Repeat the records verbatim and leave the pictures out of your copy.

Start

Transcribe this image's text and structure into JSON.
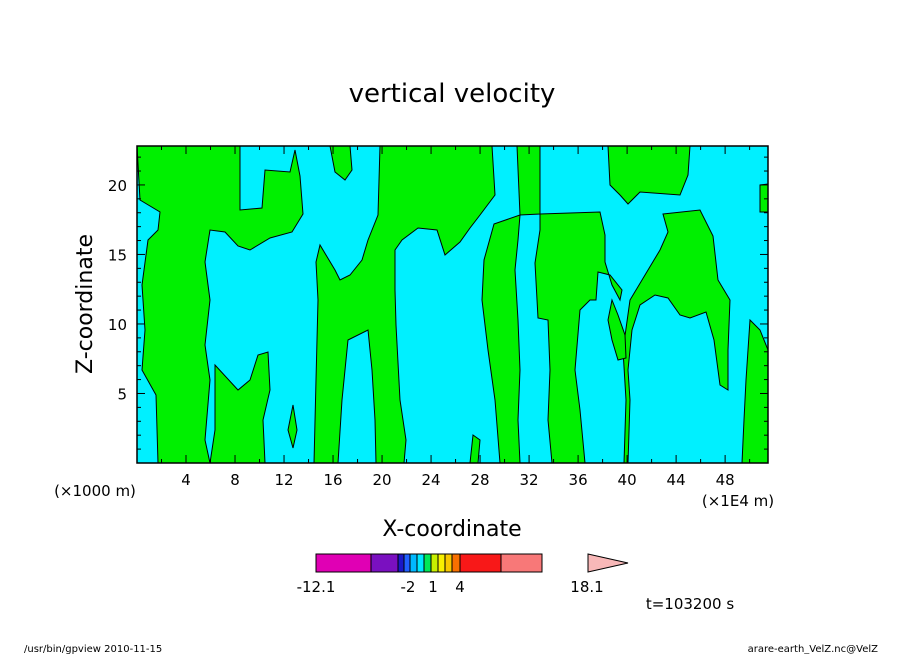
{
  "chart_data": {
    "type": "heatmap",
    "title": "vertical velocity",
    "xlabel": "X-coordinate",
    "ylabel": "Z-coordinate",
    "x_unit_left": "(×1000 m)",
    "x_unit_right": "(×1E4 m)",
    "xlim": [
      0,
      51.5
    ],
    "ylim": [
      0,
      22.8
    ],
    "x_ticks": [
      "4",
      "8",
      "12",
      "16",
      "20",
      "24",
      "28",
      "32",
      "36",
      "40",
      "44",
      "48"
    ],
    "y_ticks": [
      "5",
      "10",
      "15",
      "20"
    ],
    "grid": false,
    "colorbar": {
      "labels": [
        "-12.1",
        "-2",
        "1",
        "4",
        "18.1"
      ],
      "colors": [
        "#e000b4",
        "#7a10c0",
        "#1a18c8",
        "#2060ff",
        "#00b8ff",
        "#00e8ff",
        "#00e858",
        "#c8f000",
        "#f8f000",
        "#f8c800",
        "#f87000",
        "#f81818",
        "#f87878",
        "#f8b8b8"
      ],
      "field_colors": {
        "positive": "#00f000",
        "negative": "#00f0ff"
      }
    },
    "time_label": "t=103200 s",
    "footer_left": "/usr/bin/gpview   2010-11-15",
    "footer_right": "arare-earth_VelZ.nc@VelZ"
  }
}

End

Written response:
Transcribe this image's text and structure into JSON.
{
  "chart_data": {
    "type": "heatmap",
    "title": "vertical velocity",
    "xlabel": "X-coordinate",
    "ylabel": "Z-coordinate",
    "x_unit_left": "(×1000 m)",
    "x_unit_right": "(×1E4 m)",
    "xlim": [
      0,
      51.5
    ],
    "ylim": [
      0,
      22.8
    ],
    "x_ticks": [
      "4",
      "8",
      "12",
      "16",
      "20",
      "24",
      "28",
      "32",
      "36",
      "40",
      "44",
      "48"
    ],
    "y_ticks": [
      "5",
      "10",
      "15",
      "20"
    ],
    "grid": false,
    "colorbar": {
      "labels": [
        "-12.1",
        "-2",
        "1",
        "4",
        "18.1"
      ],
      "colors": [
        "#e000b4",
        "#7a10c0",
        "#1a18c8",
        "#2060ff",
        "#00b8ff",
        "#00e8ff",
        "#00e858",
        "#c8f000",
        "#f8f000",
        "#f8c800",
        "#f87000",
        "#f81818",
        "#f87878",
        "#f8b8b8"
      ],
      "field_colors": {
        "positive": "#00f000",
        "negative": "#00f0ff"
      }
    },
    "time_label": "t=103200 s",
    "footer_left": "/usr/bin/gpview   2010-11-15",
    "footer_right": "arare-earth_VelZ.nc@VelZ"
  }
}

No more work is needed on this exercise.